Data entries:
☆ ☆ ☆ ☆ ☆

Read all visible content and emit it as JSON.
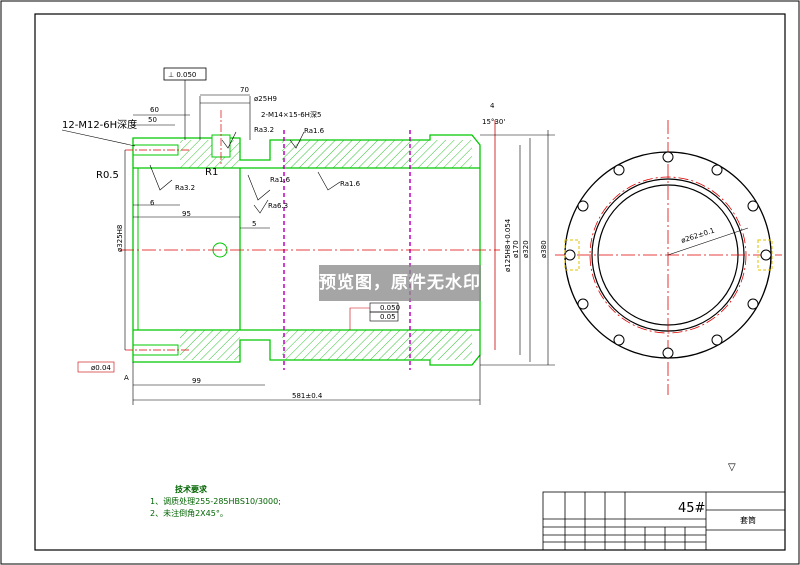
{
  "watermark": "预览图，原件无水印",
  "callouts": {
    "thread": "12-M12-6H深度",
    "radius_05": "R0.5",
    "radius_1": "R1",
    "perp_tol": "⊥ 0.050",
    "datum": "A"
  },
  "dimensions": {
    "d60": "60",
    "d50": "50",
    "d70": "70",
    "d25": "ø25H9",
    "thread_hole": "2-M14×15-6H深5",
    "d4": "4",
    "d15deg": "15°30'",
    "d6": "6",
    "d95": "95",
    "d5": "5",
    "d99": "99",
    "total": "581±0.4",
    "dia_left": "ø325H8",
    "dia_bore": "ø125H8+0.054",
    "dia_170": "ø170",
    "dia_320": "ø320",
    "dia_380": "ø380",
    "pcd": "ø262±0.1"
  },
  "roughness": {
    "r1": "Ra3.2",
    "r2": "Ra3.2",
    "r3": "Ra1.6",
    "r4": "Ra1.6",
    "r5": "Ra1.6",
    "r6": "Ra6.3"
  },
  "tolerances": {
    "flat": "0.050",
    "runout": "0.05",
    "coax": "ø0.04"
  },
  "tech_notes": {
    "title": "技术要求",
    "item1": "1、调质处理255-285HBS10/3000;",
    "item2": "2、未注倒角2X45°。"
  },
  "title_block": {
    "material": "45#",
    "name": "套筒",
    "mark": "▽"
  },
  "colors": {
    "frame": "#000000",
    "outline": "#00c800",
    "hatch": "#00b400",
    "centerline": "#e00000",
    "dimension": "#000000",
    "bore_note": "#c80000"
  }
}
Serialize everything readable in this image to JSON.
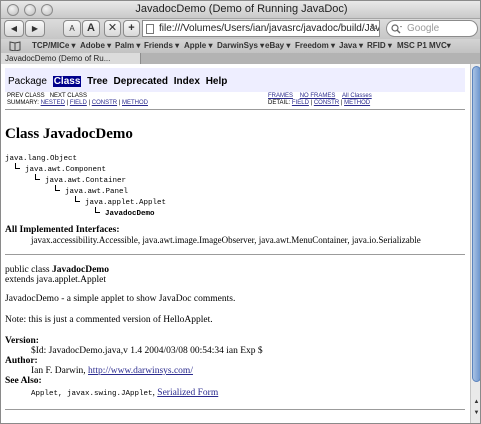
{
  "window": {
    "title": "JavadocDemo (Demo of Running JavaDoc)"
  },
  "toolbar": {
    "back_icon": "◀",
    "forward_icon": "▶",
    "text_smaller": "A",
    "text_bigger": "A",
    "stop_icon": "✕",
    "add_icon": "+",
    "url": "file:///Volumes/Users/ian/javasrc/javadoc/build/JavadocDemo",
    "search_placeholder": "Google"
  },
  "bookmarks": [
    "TCP/MICe ▾",
    "Adobe ▾",
    "Palm ▾",
    "Friends ▾",
    "Apple ▾",
    "DarwinSys ▾",
    "eBay ▾",
    "Freedom ▾",
    "Java ▾",
    "RFID ▾",
    "MSC P1 MVC▾"
  ],
  "tab": {
    "label": "JavadocDemo (Demo of Ru..."
  },
  "nav": {
    "items": [
      "Package",
      "Class",
      "Tree",
      "Deprecated",
      "Index",
      "Help"
    ],
    "prev_class": "PREV CLASS",
    "next_class": "NEXT CLASS",
    "frames": "FRAMES",
    "no_frames": "NO FRAMES",
    "all_classes": "All Classes",
    "summary_label": "SUMMARY:",
    "summary_nested": "NESTED",
    "summary_field": "FIELD",
    "summary_constr": "CONSTR",
    "summary_method": "METHOD",
    "detail_label": "DETAIL:",
    "detail_field": "FIELD",
    "detail_constr": "CONSTR",
    "detail_method": "METHOD",
    "sep": "|"
  },
  "page": {
    "title": "Class JavadocDemo",
    "hierarchy": [
      "java.lang.Object",
      "java.awt.Component",
      "java.awt.Container",
      "java.awt.Panel",
      "java.applet.Applet",
      "JavadocDemo"
    ],
    "interfaces_label": "All Implemented Interfaces:",
    "interfaces": "javax.accessibility.Accessible, java.awt.image.ImageObserver, java.awt.MenuContainer, java.io.Serializable",
    "decl_prefix": "public class ",
    "decl_name": "JavadocDemo",
    "decl_extends": "extends java.applet.Applet",
    "description": "JavadocDemo - a simple applet to show JavaDoc comments.",
    "note": "Note: this is just a commented version of HelloApplet.",
    "version_label": "Version:",
    "version_value": "$Id: JavadocDemo.java,v 1.4 2004/03/08 00:54:34 ian Exp $",
    "author_label": "Author:",
    "author_name": "Ian F. Darwin, ",
    "author_url": "http://www.darwinsys.com/",
    "see_also_label": "See Also:",
    "see_also_code": "Applet, javax.swing.JApplet",
    "see_also_sep": ", ",
    "see_also_link": "Serialized Form"
  }
}
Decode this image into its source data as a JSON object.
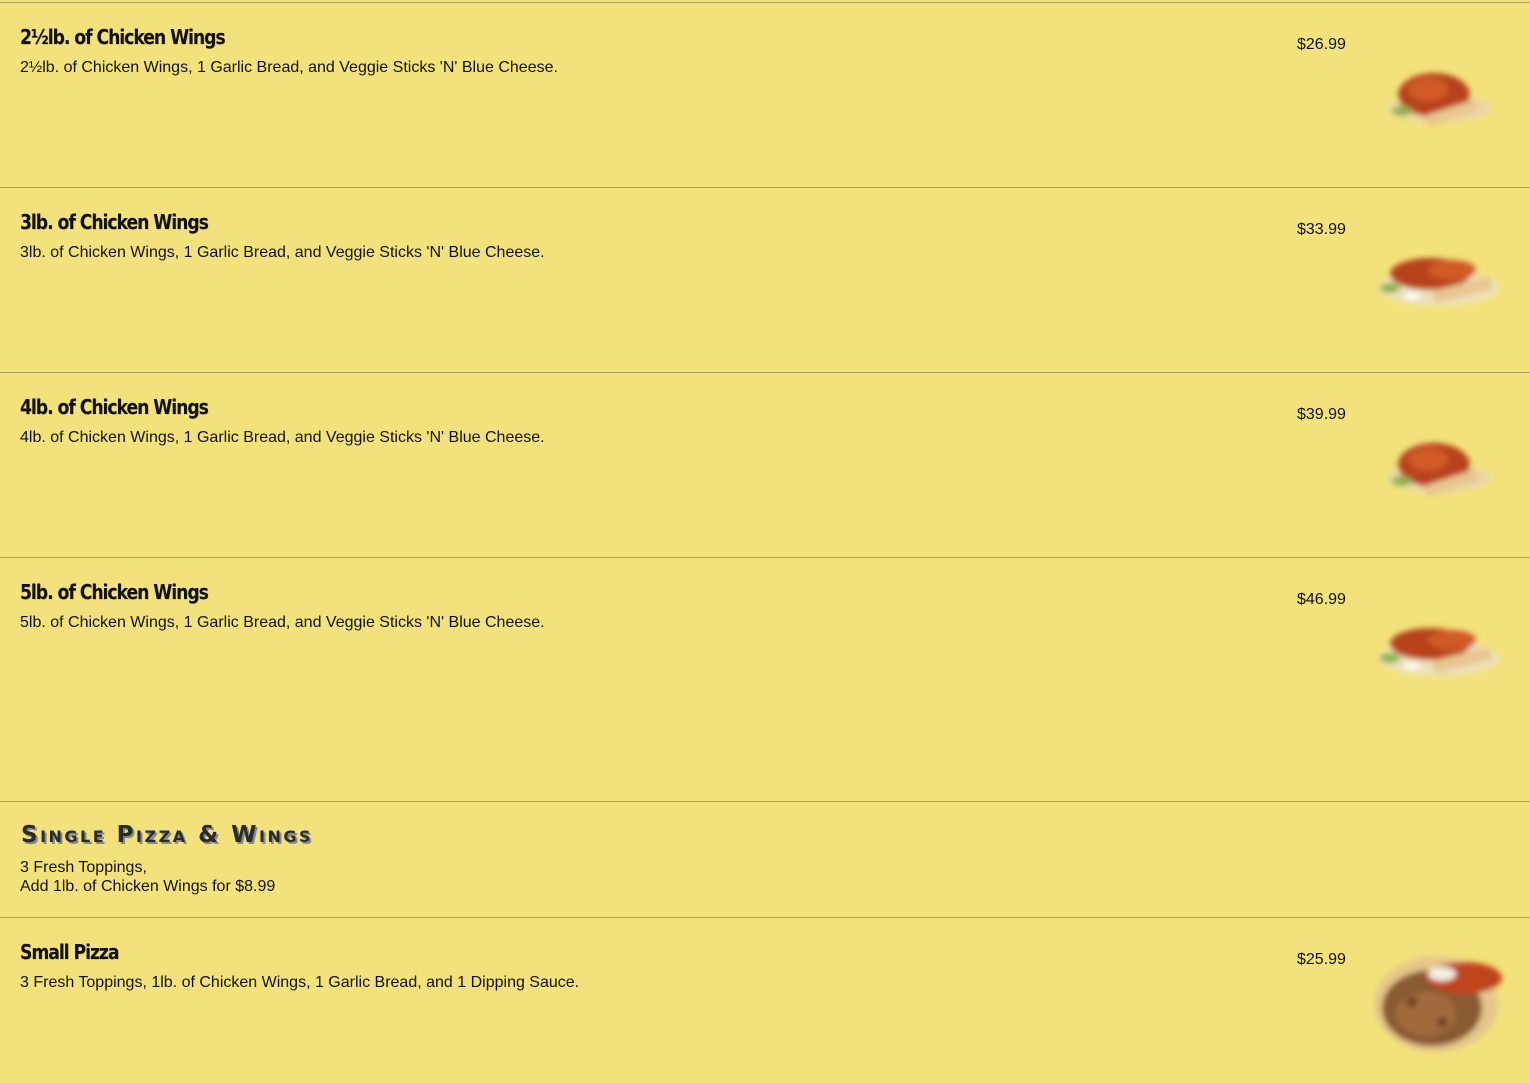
{
  "wings_items": [
    {
      "title": "2½lb. of Chicken Wings",
      "description": "2½lb. of Chicken Wings, 1 Garlic Bread, and Veggie Sticks 'N' Blue Cheese.",
      "price": "$26.99"
    },
    {
      "title": "3lb. of Chicken Wings",
      "description": "3lb. of Chicken Wings, 1 Garlic Bread, and Veggie Sticks 'N' Blue Cheese.",
      "price": "$33.99"
    },
    {
      "title": "4lb. of Chicken Wings",
      "description": "4lb. of Chicken Wings, 1 Garlic Bread, and Veggie Sticks 'N' Blue Cheese.",
      "price": "$39.99"
    },
    {
      "title": "5lb. of Chicken Wings",
      "description": "5lb. of Chicken Wings, 1 Garlic Bread, and Veggie Sticks 'N' Blue Cheese.",
      "price": "$46.99"
    }
  ],
  "section": {
    "title": "Single Pizza & Wings",
    "description_line1": "3 Fresh Toppings,",
    "description_line2": "Add 1lb. of Chicken Wings for $8.99"
  },
  "pizza_items": [
    {
      "title": "Small Pizza",
      "description": "3 Fresh Toppings, 1lb. of Chicken Wings, 1 Garlic Bread, and 1 Dipping Sauce.",
      "price": "$25.99"
    }
  ],
  "colors": {
    "background": "#f3e27b",
    "divider": "#a89e5c",
    "text": "#111111"
  }
}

☆ ☆ ☆ ☆ ☆

Written problem
Look through the material above. Copy each line where the word "this" appears.

The response
Serialize everything readable in this image to JSON.
    "note": "Note: this is just a commented version of HelloApplet.",
Decode this image into its source data as a JSON object.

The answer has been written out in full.